● **Task**:
Set all the material down again unchanged, without the pictures.

● **Given data**:
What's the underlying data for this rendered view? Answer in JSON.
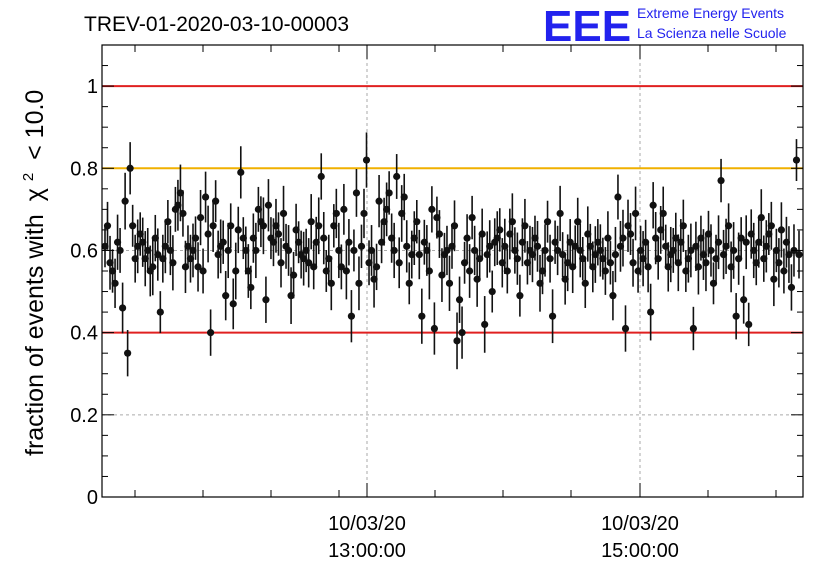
{
  "chart_data": {
    "type": "scatter",
    "title": "TREV-01-2020-03-10-00003",
    "ylabel_main": "fraction of events with",
    "ylabel_symbol": "χ",
    "ylabel_superscript": "2",
    "ylabel_tail": "< 10.0",
    "ylim": [
      0,
      1.1
    ],
    "yticks": [
      "0",
      "0.2",
      "0.4",
      "0.6",
      "0.8",
      "1"
    ],
    "xticks": [
      {
        "date": "10/03/20",
        "time": "13:00:00"
      },
      {
        "date": "10/03/20",
        "time": "15:00:00"
      }
    ],
    "grid": true,
    "reference_lines": [
      {
        "y": 1.0,
        "color": "#e02020"
      },
      {
        "y": 0.8,
        "color": "#f0b000"
      },
      {
        "y": 0.4,
        "color": "#e02020"
      }
    ],
    "marker_color": "#111111",
    "typical_error": 0.06,
    "x_range": [
      0,
      1
    ],
    "values": [
      0.61,
      0.66,
      0.57,
      0.55,
      0.52,
      0.62,
      0.6,
      0.46,
      0.72,
      0.35,
      0.8,
      0.66,
      0.58,
      0.61,
      0.64,
      0.62,
      0.58,
      0.6,
      0.55,
      0.56,
      0.63,
      0.59,
      0.45,
      0.58,
      0.61,
      0.67,
      0.6,
      0.57,
      0.7,
      0.71,
      0.74,
      0.69,
      0.56,
      0.61,
      0.58,
      0.6,
      0.63,
      0.56,
      0.68,
      0.55,
      0.73,
      0.64,
      0.4,
      0.66,
      0.72,
      0.59,
      0.61,
      0.62,
      0.49,
      0.6,
      0.66,
      0.47,
      0.55,
      0.65,
      0.79,
      0.63,
      0.6,
      0.55,
      0.51,
      0.63,
      0.6,
      0.7,
      0.67,
      0.66,
      0.48,
      0.71,
      0.63,
      0.62,
      0.66,
      0.64,
      0.57,
      0.69,
      0.61,
      0.6,
      0.49,
      0.54,
      0.65,
      0.62,
      0.59,
      0.58,
      0.6,
      0.57,
      0.67,
      0.56,
      0.62,
      0.66,
      0.78,
      0.63,
      0.55,
      0.58,
      0.52,
      0.66,
      0.69,
      0.6,
      0.56,
      0.7,
      0.55,
      0.62,
      0.44,
      0.6,
      0.74,
      0.52,
      0.61,
      0.69,
      0.82,
      0.57,
      0.6,
      0.53,
      0.56,
      0.72,
      0.62,
      0.67,
      0.7,
      0.74,
      0.63,
      0.6,
      0.78,
      0.57,
      0.69,
      0.73,
      0.61,
      0.52,
      0.59,
      0.63,
      0.67,
      0.59,
      0.44,
      0.62,
      0.6,
      0.55,
      0.7,
      0.41,
      0.68,
      0.64,
      0.54,
      0.59,
      0.6,
      0.52,
      0.61,
      0.66,
      0.38,
      0.48,
      0.4,
      0.57,
      0.63,
      0.55,
      0.68,
      0.6,
      0.53,
      0.58,
      0.64,
      0.42,
      0.59,
      0.61,
      0.5,
      0.62,
      0.63,
      0.65,
      0.57,
      0.61,
      0.55,
      0.64,
      0.67,
      0.6,
      0.58,
      0.49,
      0.62,
      0.66,
      0.57,
      0.6,
      0.59,
      0.63,
      0.61,
      0.52,
      0.55,
      0.6,
      0.67,
      0.58,
      0.44,
      0.62,
      0.6,
      0.69,
      0.59,
      0.53,
      0.57,
      0.62,
      0.56,
      0.61,
      0.67,
      0.6,
      0.58,
      0.52,
      0.64,
      0.61,
      0.56,
      0.59,
      0.62,
      0.6,
      0.58,
      0.55,
      0.63,
      0.57,
      0.49,
      0.59,
      0.73,
      0.61,
      0.63,
      0.41,
      0.66,
      0.64,
      0.57,
      0.69,
      0.55,
      0.6,
      0.58,
      0.62,
      0.56,
      0.45,
      0.71,
      0.63,
      0.58,
      0.65,
      0.69,
      0.61,
      0.56,
      0.59,
      0.6,
      0.63,
      0.57,
      0.62,
      0.66,
      0.55,
      0.58,
      0.6,
      0.41,
      0.61,
      0.56,
      0.63,
      0.59,
      0.57,
      0.64,
      0.6,
      0.52,
      0.58,
      0.62,
      0.77,
      0.59,
      0.61,
      0.66,
      0.56,
      0.6,
      0.44,
      0.58,
      0.63,
      0.48,
      0.62,
      0.42,
      0.64,
      0.6,
      0.57,
      0.62,
      0.68,
      0.58,
      0.61,
      0.64,
      0.66,
      0.53,
      0.6,
      0.57,
      0.65,
      0.55,
      0.62,
      0.59,
      0.51,
      0.6,
      0.82,
      0.59
    ]
  },
  "logo": {
    "mark": "EEE",
    "line1": "Extreme Energy Events",
    "line2": "La Scienza nelle Scuole"
  }
}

● **Answer in full**:
What's the underlying data for this rendered view? Answer in JSON.
{
  "chart_data": {
    "type": "scatter",
    "title": "TREV-01-2020-03-10-00003",
    "ylabel_main": "fraction of events with",
    "ylabel_symbol": "χ",
    "ylabel_superscript": "2",
    "ylabel_tail": "< 10.0",
    "ylim": [
      0,
      1.1
    ],
    "yticks": [
      "0",
      "0.2",
      "0.4",
      "0.6",
      "0.8",
      "1"
    ],
    "xticks": [
      {
        "date": "10/03/20",
        "time": "13:00:00"
      },
      {
        "date": "10/03/20",
        "time": "15:00:00"
      }
    ],
    "grid": true,
    "reference_lines": [
      {
        "y": 1.0,
        "color": "#e02020"
      },
      {
        "y": 0.8,
        "color": "#f0b000"
      },
      {
        "y": 0.4,
        "color": "#e02020"
      }
    ],
    "marker_color": "#111111",
    "typical_error": 0.06,
    "x_range": [
      0,
      1
    ],
    "values": [
      0.61,
      0.66,
      0.57,
      0.55,
      0.52,
      0.62,
      0.6,
      0.46,
      0.72,
      0.35,
      0.8,
      0.66,
      0.58,
      0.61,
      0.64,
      0.62,
      0.58,
      0.6,
      0.55,
      0.56,
      0.63,
      0.59,
      0.45,
      0.58,
      0.61,
      0.67,
      0.6,
      0.57,
      0.7,
      0.71,
      0.74,
      0.69,
      0.56,
      0.61,
      0.58,
      0.6,
      0.63,
      0.56,
      0.68,
      0.55,
      0.73,
      0.64,
      0.4,
      0.66,
      0.72,
      0.59,
      0.61,
      0.62,
      0.49,
      0.6,
      0.66,
      0.47,
      0.55,
      0.65,
      0.79,
      0.63,
      0.6,
      0.55,
      0.51,
      0.63,
      0.6,
      0.7,
      0.67,
      0.66,
      0.48,
      0.71,
      0.63,
      0.62,
      0.66,
      0.64,
      0.57,
      0.69,
      0.61,
      0.6,
      0.49,
      0.54,
      0.65,
      0.62,
      0.59,
      0.58,
      0.6,
      0.57,
      0.67,
      0.56,
      0.62,
      0.66,
      0.78,
      0.63,
      0.55,
      0.58,
      0.52,
      0.66,
      0.69,
      0.6,
      0.56,
      0.7,
      0.55,
      0.62,
      0.44,
      0.6,
      0.74,
      0.52,
      0.61,
      0.69,
      0.82,
      0.57,
      0.6,
      0.53,
      0.56,
      0.72,
      0.62,
      0.67,
      0.7,
      0.74,
      0.63,
      0.6,
      0.78,
      0.57,
      0.69,
      0.73,
      0.61,
      0.52,
      0.59,
      0.63,
      0.67,
      0.59,
      0.44,
      0.62,
      0.6,
      0.55,
      0.7,
      0.41,
      0.68,
      0.64,
      0.54,
      0.59,
      0.6,
      0.52,
      0.61,
      0.66,
      0.38,
      0.48,
      0.4,
      0.57,
      0.63,
      0.55,
      0.68,
      0.6,
      0.53,
      0.58,
      0.64,
      0.42,
      0.59,
      0.61,
      0.5,
      0.62,
      0.63,
      0.65,
      0.57,
      0.61,
      0.55,
      0.64,
      0.67,
      0.6,
      0.58,
      0.49,
      0.62,
      0.66,
      0.57,
      0.6,
      0.59,
      0.63,
      0.61,
      0.52,
      0.55,
      0.6,
      0.67,
      0.58,
      0.44,
      0.62,
      0.6,
      0.69,
      0.59,
      0.53,
      0.57,
      0.62,
      0.56,
      0.61,
      0.67,
      0.6,
      0.58,
      0.52,
      0.64,
      0.61,
      0.56,
      0.59,
      0.62,
      0.6,
      0.58,
      0.55,
      0.63,
      0.57,
      0.49,
      0.59,
      0.73,
      0.61,
      0.63,
      0.41,
      0.66,
      0.64,
      0.57,
      0.69,
      0.55,
      0.6,
      0.58,
      0.62,
      0.56,
      0.45,
      0.71,
      0.63,
      0.58,
      0.65,
      0.69,
      0.61,
      0.56,
      0.59,
      0.6,
      0.63,
      0.57,
      0.62,
      0.66,
      0.55,
      0.58,
      0.6,
      0.41,
      0.61,
      0.56,
      0.63,
      0.59,
      0.57,
      0.64,
      0.6,
      0.52,
      0.58,
      0.62,
      0.77,
      0.59,
      0.61,
      0.66,
      0.56,
      0.6,
      0.44,
      0.58,
      0.63,
      0.48,
      0.62,
      0.42,
      0.64,
      0.6,
      0.57,
      0.62,
      0.68,
      0.58,
      0.61,
      0.64,
      0.66,
      0.53,
      0.6,
      0.57,
      0.65,
      0.55,
      0.62,
      0.59,
      0.51,
      0.6,
      0.82,
      0.59
    ]
  },
  "logo": {
    "mark": "EEE",
    "line1": "Extreme Energy Events",
    "line2": "La Scienza nelle Scuole"
  }
}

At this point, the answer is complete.